## BEGIN Provided records

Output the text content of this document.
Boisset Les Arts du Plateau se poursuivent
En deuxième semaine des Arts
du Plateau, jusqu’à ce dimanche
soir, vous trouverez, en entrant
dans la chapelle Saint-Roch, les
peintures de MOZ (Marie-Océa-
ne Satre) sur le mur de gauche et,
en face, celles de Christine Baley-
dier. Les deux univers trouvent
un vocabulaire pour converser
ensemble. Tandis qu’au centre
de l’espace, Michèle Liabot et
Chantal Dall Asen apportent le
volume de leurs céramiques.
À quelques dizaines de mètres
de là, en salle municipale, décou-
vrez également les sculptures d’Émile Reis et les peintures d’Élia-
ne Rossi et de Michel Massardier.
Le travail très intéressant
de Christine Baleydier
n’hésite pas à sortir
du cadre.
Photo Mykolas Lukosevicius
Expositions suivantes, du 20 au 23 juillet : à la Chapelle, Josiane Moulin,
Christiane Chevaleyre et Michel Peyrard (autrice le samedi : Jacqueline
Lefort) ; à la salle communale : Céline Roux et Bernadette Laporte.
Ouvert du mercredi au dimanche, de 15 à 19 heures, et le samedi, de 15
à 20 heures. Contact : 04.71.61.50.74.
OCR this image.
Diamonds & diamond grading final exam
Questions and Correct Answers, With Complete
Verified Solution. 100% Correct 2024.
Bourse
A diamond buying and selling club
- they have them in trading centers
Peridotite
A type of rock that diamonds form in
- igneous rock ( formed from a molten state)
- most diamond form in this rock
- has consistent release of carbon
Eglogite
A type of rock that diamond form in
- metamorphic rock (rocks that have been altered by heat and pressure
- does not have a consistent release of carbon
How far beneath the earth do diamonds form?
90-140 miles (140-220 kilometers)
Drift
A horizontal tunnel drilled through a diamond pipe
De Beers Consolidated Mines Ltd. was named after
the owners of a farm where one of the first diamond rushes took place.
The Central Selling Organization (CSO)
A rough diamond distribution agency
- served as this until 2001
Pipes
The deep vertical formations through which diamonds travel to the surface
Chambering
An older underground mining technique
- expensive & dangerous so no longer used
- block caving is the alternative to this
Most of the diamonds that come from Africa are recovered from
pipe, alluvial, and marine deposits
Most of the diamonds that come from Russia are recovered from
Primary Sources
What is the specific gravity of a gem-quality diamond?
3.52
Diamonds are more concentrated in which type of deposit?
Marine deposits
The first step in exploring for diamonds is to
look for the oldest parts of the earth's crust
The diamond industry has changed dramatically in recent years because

## END Provided records

» **Required task**
Extract the full set of entries word for word.

» **Task result**
Output the text content of this document.
Boisset Les Arts du Plateau se poursuivent
En deuxième semaine des Arts
du Plateau, jusqu’à ce dimanche
soir, vous trouverez, en entrant
dans la chapelle Saint-Roch, les
peintures de MOZ (Marie-Océa-
ne Satre) sur le mur de gauche et,
en face, celles de Christine Baley-
dier. Les deux univers trouvent
un vocabulaire pour converser
ensemble. Tandis qu’au centre
de l’espace, Michèle Liabot et
Chantal Dall Asen apportent le
volume de leurs céramiques.
À quelques dizaines de mètres
de là, en salle municipale, décou-
vrez également les sculptures d’Émile Reis et les peintures d’Élia-
ne Rossi et de Michel Massardier.
Le travail très intéressant
de Christine Baleydier
n’hésite pas à sortir
du cadre.
Photo Mykolas Lukosevicius
Expositions suivantes, du 20 au 23 juillet : à la Chapelle, Josiane Moulin,
Christiane Chevaleyre et Michel Peyrard (autrice le samedi : Jacqueline
Lefort) ; à la salle communale : Céline Roux et Bernadette Laporte.
Ouvert du mercredi au dimanche, de 15 à 19 heures, et le samedi, de 15
à 20 heures. Contact : 04.71.61.50.74.
OCR this image.
Diamonds & diamond grading final exam
Questions and Correct Answers, With Complete
Verified Solution. 100% Correct 2024.
Bourse
A diamond buying and selling club
- they have them in trading centers
Peridotite
A type of rock that diamonds form in
- igneous rock ( formed from a molten state)
- most diamond form in this rock
- has consistent release of carbon
Eglogite
A type of rock that diamond form in
- metamorphic rock (rocks that have been altered by heat and pressure
- does not have a consistent release of carbon
How far beneath the earth do diamonds form?
90-140 miles (140-220 kilometers)
Drift
A horizontal tunnel drilled through a diamond pipe
De Beers Consolidated Mines Ltd. was named after
the owners of a farm where one of the first diamond rushes took place.
The Central Selling Organization (CSO)
A rough diamond distribution agency
- served as this until 2001
Pipes
The deep vertical formations through which diamonds travel to the surface
Chambering
An older underground mining technique
- expensive & dangerous so no longer used
- block caving is the alternative to this
Most of the diamonds that come from Africa are recovered from
pipe, alluvial, and marine deposits
Most of the diamonds that come from Russia are recovered from
Primary Sources
What is the specific gravity of a gem-quality diamond?
3.52
Diamonds are more concentrated in which type of deposit?
Marine deposits
The first step in exploring for diamonds is to
look for the oldest parts of the earth's crust
The diamond industry has changed dramatically in recent years because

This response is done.